◆ Instructions for the task: Return every record below exactly as written, omitting any pictures.

Stored data:
* begin *

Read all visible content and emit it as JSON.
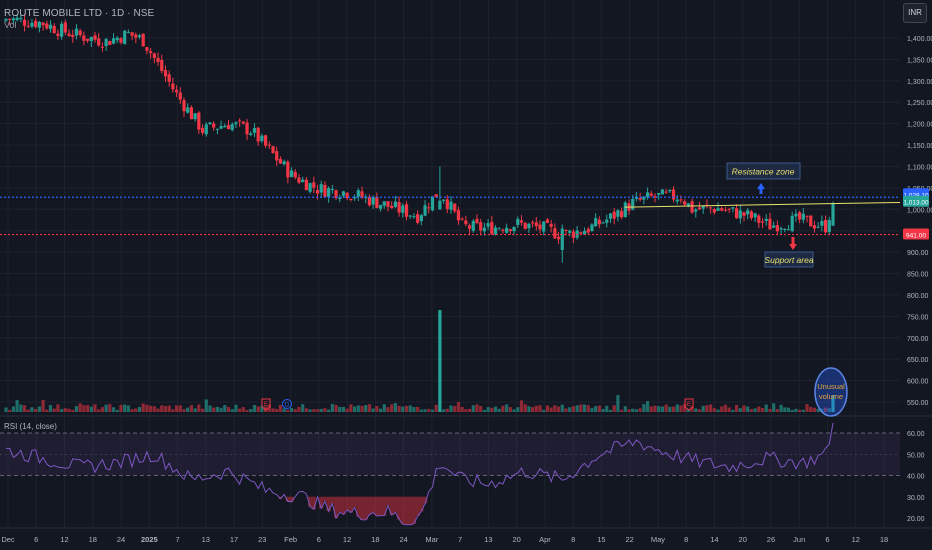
{
  "header": {
    "symbol_line": "ROUTE MOBILE LTD · 1D · NSE",
    "sub_line": "Vol"
  },
  "currency_button": "INR",
  "colors": {
    "background": "#131722",
    "bull": "#26a69a",
    "bear": "#f23645",
    "resistance_line": "#2962ff",
    "support_line": "#f23645",
    "trendline": "#e8e26a",
    "rsi_line": "#7e57c2",
    "annotation_text": "#e8e26a"
  },
  "chart_data": [
    {
      "type": "candlestick",
      "title": "ROUTE MOBILE LTD · 1D · NSE",
      "price_axis_ticks": [
        "1,400.00",
        "1,350.00",
        "1,300.00",
        "1,250.00",
        "1,200.00",
        "1,150.00",
        "1,100.00",
        "1,050.00",
        "1,000.00",
        "950.00",
        "900.00",
        "850.00",
        "800.00",
        "750.00",
        "700.00",
        "650.00",
        "600.00",
        "550.00"
      ],
      "ylim": [
        530,
        1460
      ],
      "time_axis_ticks": [
        "Dec",
        "6",
        "12",
        "18",
        "24",
        "2025",
        "7",
        "13",
        "17",
        "23",
        "Feb",
        "6",
        "12",
        "18",
        "24",
        "Mar",
        "7",
        "13",
        "20",
        "Apr",
        "8",
        "15",
        "22",
        "May",
        "8",
        "14",
        "20",
        "26",
        "Jun",
        "6",
        "12",
        "18"
      ],
      "price_labels": [
        {
          "text": "1,028.10",
          "value": 1028.1,
          "color": "#2962ff"
        },
        {
          "text": "1,013.00",
          "value": 1013.0,
          "color": "#26a69a"
        },
        {
          "text": "941.00",
          "value": 941.0,
          "color": "#f23645"
        }
      ],
      "resistance_level": 1028.1,
      "support_level": 941.0,
      "trendline": [
        [
          0.694,
          1005
        ],
        [
          1.0,
          1016
        ]
      ],
      "annotations": [
        {
          "text": "Resistance zone",
          "arrow": "up",
          "anchor_value": 1028.1
        },
        {
          "text": "Support area",
          "arrow": "down",
          "anchor_value": 941.0
        },
        {
          "text": "Unusual volume",
          "shape": "circle-highlight"
        }
      ],
      "events": [
        "E",
        "D",
        "E"
      ],
      "volume": {
        "spike_index": 117,
        "last_index": 223
      }
    },
    {
      "type": "line",
      "title": "RSI (14, close)",
      "ticks": [
        "60.00",
        "50.00",
        "40.00",
        "30.00",
        "20.00"
      ],
      "ylim": [
        15,
        68
      ],
      "band": [
        40,
        60
      ]
    }
  ],
  "rsi_title": "RSI (14, close)"
}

* end *

◆ Worked answer:
Read all visible content and emit it as JSON.
{
  "header": {
    "symbol_line": "ROUTE MOBILE LTD · 1D · NSE",
    "sub_line": "Vol"
  },
  "currency_button": "INR",
  "colors": {
    "background": "#131722",
    "bull": "#26a69a",
    "bear": "#f23645",
    "resistance_line": "#2962ff",
    "support_line": "#f23645",
    "trendline": "#e8e26a",
    "rsi_line": "#7e57c2",
    "annotation_text": "#e8e26a"
  },
  "chart_data": [
    {
      "type": "candlestick",
      "title": "ROUTE MOBILE LTD · 1D · NSE",
      "price_axis_ticks": [
        "1,400.00",
        "1,350.00",
        "1,300.00",
        "1,250.00",
        "1,200.00",
        "1,150.00",
        "1,100.00",
        "1,050.00",
        "1,000.00",
        "950.00",
        "900.00",
        "850.00",
        "800.00",
        "750.00",
        "700.00",
        "650.00",
        "600.00",
        "550.00"
      ],
      "ylim": [
        530,
        1460
      ],
      "time_axis_ticks": [
        "Dec",
        "6",
        "12",
        "18",
        "24",
        "2025",
        "7",
        "13",
        "17",
        "23",
        "Feb",
        "6",
        "12",
        "18",
        "24",
        "Mar",
        "7",
        "13",
        "20",
        "Apr",
        "8",
        "15",
        "22",
        "May",
        "8",
        "14",
        "20",
        "26",
        "Jun",
        "6",
        "12",
        "18"
      ],
      "price_labels": [
        {
          "text": "1,028.10",
          "value": 1028.1,
          "color": "#2962ff"
        },
        {
          "text": "1,013.00",
          "value": 1013.0,
          "color": "#26a69a"
        },
        {
          "text": "941.00",
          "value": 941.0,
          "color": "#f23645"
        }
      ],
      "resistance_level": 1028.1,
      "support_level": 941.0,
      "trendline": [
        [
          0.694,
          1005
        ],
        [
          1.0,
          1016
        ]
      ],
      "annotations": [
        {
          "text": "Resistance zone",
          "arrow": "up",
          "anchor_value": 1028.1
        },
        {
          "text": "Support area",
          "arrow": "down",
          "anchor_value": 941.0
        },
        {
          "text": "Unusual volume",
          "shape": "circle-highlight"
        }
      ],
      "events": [
        "E",
        "D",
        "E"
      ],
      "volume": {
        "spike_index": 117,
        "last_index": 223
      }
    },
    {
      "type": "line",
      "title": "RSI (14, close)",
      "ticks": [
        "60.00",
        "50.00",
        "40.00",
        "30.00",
        "20.00"
      ],
      "ylim": [
        15,
        68
      ],
      "band": [
        40,
        60
      ]
    }
  ],
  "rsi_title": "RSI (14, close)"
}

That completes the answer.